(Figure record listings)
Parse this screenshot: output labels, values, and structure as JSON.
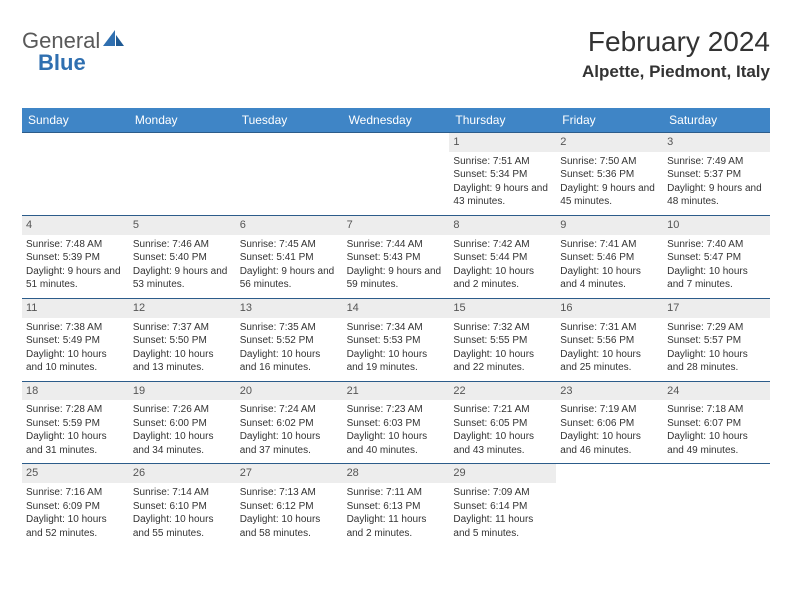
{
  "logo": {
    "part1": "General",
    "part2": "Blue"
  },
  "header": {
    "title": "February 2024",
    "location": "Alpette, Piedmont, Italy"
  },
  "colors": {
    "header_bg": "#3f85c6",
    "header_text": "#ffffff",
    "border": "#2c5c8a",
    "daynum_bg": "#ededed",
    "daynum_text": "#555555",
    "body_text": "#333333",
    "logo_gray": "#595959",
    "logo_blue": "#2f6fb0"
  },
  "typography": {
    "title_fontsize": 28,
    "location_fontsize": 17,
    "dayheader_fontsize": 12,
    "daynum_fontsize": 11,
    "body_fontsize": 10
  },
  "day_headers": [
    "Sunday",
    "Monday",
    "Tuesday",
    "Wednesday",
    "Thursday",
    "Friday",
    "Saturday"
  ],
  "weeks": [
    [
      null,
      null,
      null,
      null,
      {
        "num": "1",
        "sunrise": "7:51 AM",
        "sunset": "5:34 PM",
        "daylight": "9 hours and 43 minutes."
      },
      {
        "num": "2",
        "sunrise": "7:50 AM",
        "sunset": "5:36 PM",
        "daylight": "9 hours and 45 minutes."
      },
      {
        "num": "3",
        "sunrise": "7:49 AM",
        "sunset": "5:37 PM",
        "daylight": "9 hours and 48 minutes."
      }
    ],
    [
      {
        "num": "4",
        "sunrise": "7:48 AM",
        "sunset": "5:39 PM",
        "daylight": "9 hours and 51 minutes."
      },
      {
        "num": "5",
        "sunrise": "7:46 AM",
        "sunset": "5:40 PM",
        "daylight": "9 hours and 53 minutes."
      },
      {
        "num": "6",
        "sunrise": "7:45 AM",
        "sunset": "5:41 PM",
        "daylight": "9 hours and 56 minutes."
      },
      {
        "num": "7",
        "sunrise": "7:44 AM",
        "sunset": "5:43 PM",
        "daylight": "9 hours and 59 minutes."
      },
      {
        "num": "8",
        "sunrise": "7:42 AM",
        "sunset": "5:44 PM",
        "daylight": "10 hours and 2 minutes."
      },
      {
        "num": "9",
        "sunrise": "7:41 AM",
        "sunset": "5:46 PM",
        "daylight": "10 hours and 4 minutes."
      },
      {
        "num": "10",
        "sunrise": "7:40 AM",
        "sunset": "5:47 PM",
        "daylight": "10 hours and 7 minutes."
      }
    ],
    [
      {
        "num": "11",
        "sunrise": "7:38 AM",
        "sunset": "5:49 PM",
        "daylight": "10 hours and 10 minutes."
      },
      {
        "num": "12",
        "sunrise": "7:37 AM",
        "sunset": "5:50 PM",
        "daylight": "10 hours and 13 minutes."
      },
      {
        "num": "13",
        "sunrise": "7:35 AM",
        "sunset": "5:52 PM",
        "daylight": "10 hours and 16 minutes."
      },
      {
        "num": "14",
        "sunrise": "7:34 AM",
        "sunset": "5:53 PM",
        "daylight": "10 hours and 19 minutes."
      },
      {
        "num": "15",
        "sunrise": "7:32 AM",
        "sunset": "5:55 PM",
        "daylight": "10 hours and 22 minutes."
      },
      {
        "num": "16",
        "sunrise": "7:31 AM",
        "sunset": "5:56 PM",
        "daylight": "10 hours and 25 minutes."
      },
      {
        "num": "17",
        "sunrise": "7:29 AM",
        "sunset": "5:57 PM",
        "daylight": "10 hours and 28 minutes."
      }
    ],
    [
      {
        "num": "18",
        "sunrise": "7:28 AM",
        "sunset": "5:59 PM",
        "daylight": "10 hours and 31 minutes."
      },
      {
        "num": "19",
        "sunrise": "7:26 AM",
        "sunset": "6:00 PM",
        "daylight": "10 hours and 34 minutes."
      },
      {
        "num": "20",
        "sunrise": "7:24 AM",
        "sunset": "6:02 PM",
        "daylight": "10 hours and 37 minutes."
      },
      {
        "num": "21",
        "sunrise": "7:23 AM",
        "sunset": "6:03 PM",
        "daylight": "10 hours and 40 minutes."
      },
      {
        "num": "22",
        "sunrise": "7:21 AM",
        "sunset": "6:05 PM",
        "daylight": "10 hours and 43 minutes."
      },
      {
        "num": "23",
        "sunrise": "7:19 AM",
        "sunset": "6:06 PM",
        "daylight": "10 hours and 46 minutes."
      },
      {
        "num": "24",
        "sunrise": "7:18 AM",
        "sunset": "6:07 PM",
        "daylight": "10 hours and 49 minutes."
      }
    ],
    [
      {
        "num": "25",
        "sunrise": "7:16 AM",
        "sunset": "6:09 PM",
        "daylight": "10 hours and 52 minutes."
      },
      {
        "num": "26",
        "sunrise": "7:14 AM",
        "sunset": "6:10 PM",
        "daylight": "10 hours and 55 minutes."
      },
      {
        "num": "27",
        "sunrise": "7:13 AM",
        "sunset": "6:12 PM",
        "daylight": "10 hours and 58 minutes."
      },
      {
        "num": "28",
        "sunrise": "7:11 AM",
        "sunset": "6:13 PM",
        "daylight": "11 hours and 2 minutes."
      },
      {
        "num": "29",
        "sunrise": "7:09 AM",
        "sunset": "6:14 PM",
        "daylight": "11 hours and 5 minutes."
      },
      null,
      null
    ]
  ]
}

### [THE TASK]
Print all of the entries word for word. Skip any images they contain.

### [TASK SOLUTION]
Parse this screenshot: output labels, values, and structure as JSON.
{
  "logo": {
    "part1": "General",
    "part2": "Blue"
  },
  "header": {
    "title": "February 2024",
    "location": "Alpette, Piedmont, Italy"
  },
  "colors": {
    "header_bg": "#3f85c6",
    "header_text": "#ffffff",
    "border": "#2c5c8a",
    "daynum_bg": "#ededed",
    "daynum_text": "#555555",
    "body_text": "#333333",
    "logo_gray": "#595959",
    "logo_blue": "#2f6fb0"
  },
  "typography": {
    "title_fontsize": 28,
    "location_fontsize": 17,
    "dayheader_fontsize": 12,
    "daynum_fontsize": 11,
    "body_fontsize": 10
  },
  "day_headers": [
    "Sunday",
    "Monday",
    "Tuesday",
    "Wednesday",
    "Thursday",
    "Friday",
    "Saturday"
  ],
  "weeks": [
    [
      null,
      null,
      null,
      null,
      {
        "num": "1",
        "sunrise": "7:51 AM",
        "sunset": "5:34 PM",
        "daylight": "9 hours and 43 minutes."
      },
      {
        "num": "2",
        "sunrise": "7:50 AM",
        "sunset": "5:36 PM",
        "daylight": "9 hours and 45 minutes."
      },
      {
        "num": "3",
        "sunrise": "7:49 AM",
        "sunset": "5:37 PM",
        "daylight": "9 hours and 48 minutes."
      }
    ],
    [
      {
        "num": "4",
        "sunrise": "7:48 AM",
        "sunset": "5:39 PM",
        "daylight": "9 hours and 51 minutes."
      },
      {
        "num": "5",
        "sunrise": "7:46 AM",
        "sunset": "5:40 PM",
        "daylight": "9 hours and 53 minutes."
      },
      {
        "num": "6",
        "sunrise": "7:45 AM",
        "sunset": "5:41 PM",
        "daylight": "9 hours and 56 minutes."
      },
      {
        "num": "7",
        "sunrise": "7:44 AM",
        "sunset": "5:43 PM",
        "daylight": "9 hours and 59 minutes."
      },
      {
        "num": "8",
        "sunrise": "7:42 AM",
        "sunset": "5:44 PM",
        "daylight": "10 hours and 2 minutes."
      },
      {
        "num": "9",
        "sunrise": "7:41 AM",
        "sunset": "5:46 PM",
        "daylight": "10 hours and 4 minutes."
      },
      {
        "num": "10",
        "sunrise": "7:40 AM",
        "sunset": "5:47 PM",
        "daylight": "10 hours and 7 minutes."
      }
    ],
    [
      {
        "num": "11",
        "sunrise": "7:38 AM",
        "sunset": "5:49 PM",
        "daylight": "10 hours and 10 minutes."
      },
      {
        "num": "12",
        "sunrise": "7:37 AM",
        "sunset": "5:50 PM",
        "daylight": "10 hours and 13 minutes."
      },
      {
        "num": "13",
        "sunrise": "7:35 AM",
        "sunset": "5:52 PM",
        "daylight": "10 hours and 16 minutes."
      },
      {
        "num": "14",
        "sunrise": "7:34 AM",
        "sunset": "5:53 PM",
        "daylight": "10 hours and 19 minutes."
      },
      {
        "num": "15",
        "sunrise": "7:32 AM",
        "sunset": "5:55 PM",
        "daylight": "10 hours and 22 minutes."
      },
      {
        "num": "16",
        "sunrise": "7:31 AM",
        "sunset": "5:56 PM",
        "daylight": "10 hours and 25 minutes."
      },
      {
        "num": "17",
        "sunrise": "7:29 AM",
        "sunset": "5:57 PM",
        "daylight": "10 hours and 28 minutes."
      }
    ],
    [
      {
        "num": "18",
        "sunrise": "7:28 AM",
        "sunset": "5:59 PM",
        "daylight": "10 hours and 31 minutes."
      },
      {
        "num": "19",
        "sunrise": "7:26 AM",
        "sunset": "6:00 PM",
        "daylight": "10 hours and 34 minutes."
      },
      {
        "num": "20",
        "sunrise": "7:24 AM",
        "sunset": "6:02 PM",
        "daylight": "10 hours and 37 minutes."
      },
      {
        "num": "21",
        "sunrise": "7:23 AM",
        "sunset": "6:03 PM",
        "daylight": "10 hours and 40 minutes."
      },
      {
        "num": "22",
        "sunrise": "7:21 AM",
        "sunset": "6:05 PM",
        "daylight": "10 hours and 43 minutes."
      },
      {
        "num": "23",
        "sunrise": "7:19 AM",
        "sunset": "6:06 PM",
        "daylight": "10 hours and 46 minutes."
      },
      {
        "num": "24",
        "sunrise": "7:18 AM",
        "sunset": "6:07 PM",
        "daylight": "10 hours and 49 minutes."
      }
    ],
    [
      {
        "num": "25",
        "sunrise": "7:16 AM",
        "sunset": "6:09 PM",
        "daylight": "10 hours and 52 minutes."
      },
      {
        "num": "26",
        "sunrise": "7:14 AM",
        "sunset": "6:10 PM",
        "daylight": "10 hours and 55 minutes."
      },
      {
        "num": "27",
        "sunrise": "7:13 AM",
        "sunset": "6:12 PM",
        "daylight": "10 hours and 58 minutes."
      },
      {
        "num": "28",
        "sunrise": "7:11 AM",
        "sunset": "6:13 PM",
        "daylight": "11 hours and 2 minutes."
      },
      {
        "num": "29",
        "sunrise": "7:09 AM",
        "sunset": "6:14 PM",
        "daylight": "11 hours and 5 minutes."
      },
      null,
      null
    ]
  ]
}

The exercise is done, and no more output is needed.